GIVEN INSTRUCTION:
Without skipping anything, write out each record below exactly.

[Recorded data]
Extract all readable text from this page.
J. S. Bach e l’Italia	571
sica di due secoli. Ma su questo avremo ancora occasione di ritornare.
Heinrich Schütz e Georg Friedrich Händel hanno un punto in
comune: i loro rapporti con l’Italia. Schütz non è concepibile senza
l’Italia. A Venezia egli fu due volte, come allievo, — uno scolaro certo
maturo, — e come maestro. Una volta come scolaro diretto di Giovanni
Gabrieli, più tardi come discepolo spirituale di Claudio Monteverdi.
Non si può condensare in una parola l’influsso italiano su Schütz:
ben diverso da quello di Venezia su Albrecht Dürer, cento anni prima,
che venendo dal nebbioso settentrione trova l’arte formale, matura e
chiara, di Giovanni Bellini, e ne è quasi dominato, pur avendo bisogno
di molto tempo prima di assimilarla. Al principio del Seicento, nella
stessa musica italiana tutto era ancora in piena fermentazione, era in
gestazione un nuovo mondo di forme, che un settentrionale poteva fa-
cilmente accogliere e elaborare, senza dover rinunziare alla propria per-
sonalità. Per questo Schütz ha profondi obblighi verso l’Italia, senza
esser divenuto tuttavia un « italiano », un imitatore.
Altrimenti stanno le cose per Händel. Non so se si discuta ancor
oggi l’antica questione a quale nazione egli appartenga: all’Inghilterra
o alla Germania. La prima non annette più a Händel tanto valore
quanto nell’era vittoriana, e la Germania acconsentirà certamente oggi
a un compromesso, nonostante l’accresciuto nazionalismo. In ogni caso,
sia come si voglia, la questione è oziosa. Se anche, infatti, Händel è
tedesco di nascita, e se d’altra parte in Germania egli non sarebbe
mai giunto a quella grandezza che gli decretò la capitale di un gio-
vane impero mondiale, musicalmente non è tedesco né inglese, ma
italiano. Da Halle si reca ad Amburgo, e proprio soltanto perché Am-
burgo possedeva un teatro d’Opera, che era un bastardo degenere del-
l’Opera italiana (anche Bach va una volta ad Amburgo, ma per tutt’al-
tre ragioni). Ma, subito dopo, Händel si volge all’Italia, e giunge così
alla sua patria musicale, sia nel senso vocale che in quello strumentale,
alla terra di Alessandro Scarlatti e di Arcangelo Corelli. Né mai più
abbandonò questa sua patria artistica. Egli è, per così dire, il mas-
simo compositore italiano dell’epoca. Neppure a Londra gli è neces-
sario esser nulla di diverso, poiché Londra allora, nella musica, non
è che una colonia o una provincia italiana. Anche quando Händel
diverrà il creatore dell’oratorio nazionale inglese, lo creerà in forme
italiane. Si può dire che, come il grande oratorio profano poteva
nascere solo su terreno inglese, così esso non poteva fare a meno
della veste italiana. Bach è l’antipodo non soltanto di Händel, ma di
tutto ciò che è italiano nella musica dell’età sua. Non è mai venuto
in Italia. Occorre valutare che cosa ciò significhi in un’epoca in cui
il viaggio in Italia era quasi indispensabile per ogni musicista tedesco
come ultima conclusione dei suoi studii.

EXERCISE RESPONSE:
Extract all readable text from this page.
J. S. Bach e l’Italia	571
sica di due secoli. Ma su questo avremo ancora occasione di ritornare.
Heinrich Schütz e Georg Friedrich Händel hanno un punto in
comune: i loro rapporti con l’Italia. Schütz non è concepibile senza
l’Italia. A Venezia egli fu due volte, come allievo, — uno scolaro certo
maturo, — e come maestro. Una volta come scolaro diretto di Giovanni
Gabrieli, più tardi come discepolo spirituale di Claudio Monteverdi.
Non si può condensare in una parola l’influsso italiano su Schütz:
ben diverso da quello di Venezia su Albrecht Dürer, cento anni prima,
che venendo dal nebbioso settentrione trova l’arte formale, matura e
chiara, di Giovanni Bellini, e ne è quasi dominato, pur avendo bisogno
di molto tempo prima di assimilarla. Al principio del Seicento, nella
stessa musica italiana tutto era ancora in piena fermentazione, era in
gestazione un nuovo mondo di forme, che un settentrionale poteva fa-
cilmente accogliere e elaborare, senza dover rinunziare alla propria per-
sonalità. Per questo Schütz ha profondi obblighi verso l’Italia, senza
esser divenuto tuttavia un « italiano », un imitatore.
Altrimenti stanno le cose per Händel. Non so se si discuta ancor
oggi l’antica questione a quale nazione egli appartenga: all’Inghilterra
o alla Germania. La prima non annette più a Händel tanto valore
quanto nell’era vittoriana, e la Germania acconsentirà certamente oggi
a un compromesso, nonostante l’accresciuto nazionalismo. In ogni caso,
sia come si voglia, la questione è oziosa. Se anche, infatti, Händel è
tedesco di nascita, e se d’altra parte in Germania egli non sarebbe
mai giunto a quella grandezza che gli decretò la capitale di un gio-
vane impero mondiale, musicalmente non è tedesco né inglese, ma
italiano. Da Halle si reca ad Amburgo, e proprio soltanto perché Am-
burgo possedeva un teatro d’Opera, che era un bastardo degenere del-
l’Opera italiana (anche Bach va una volta ad Amburgo, ma per tutt’al-
tre ragioni). Ma, subito dopo, Händel si volge all’Italia, e giunge così
alla sua patria musicale, sia nel senso vocale che in quello strumentale,
alla terra di Alessandro Scarlatti e di Arcangelo Corelli. Né mai più
abbandonò questa sua patria artistica. Egli è, per così dire, il mas-
simo compositore italiano dell’epoca. Neppure a Londra gli è neces-
sario esser nulla di diverso, poiché Londra allora, nella musica, non
è che una colonia o una provincia italiana. Anche quando Händel
diverrà il creatore dell’oratorio nazionale inglese, lo creerà in forme
italiane. Si può dire che, come il grande oratorio profano poteva
nascere solo su terreno inglese, così esso non poteva fare a meno
della veste italiana. Bach è l’antipodo non soltanto di Händel, ma di
tutto ciò che è italiano nella musica dell’età sua. Non è mai venuto
in Italia. Occorre valutare che cosa ciò significhi in un’epoca in cui
il viaggio in Italia era quasi indispensabile per ogni musicista tedesco
come ultima conclusione dei suoi studii.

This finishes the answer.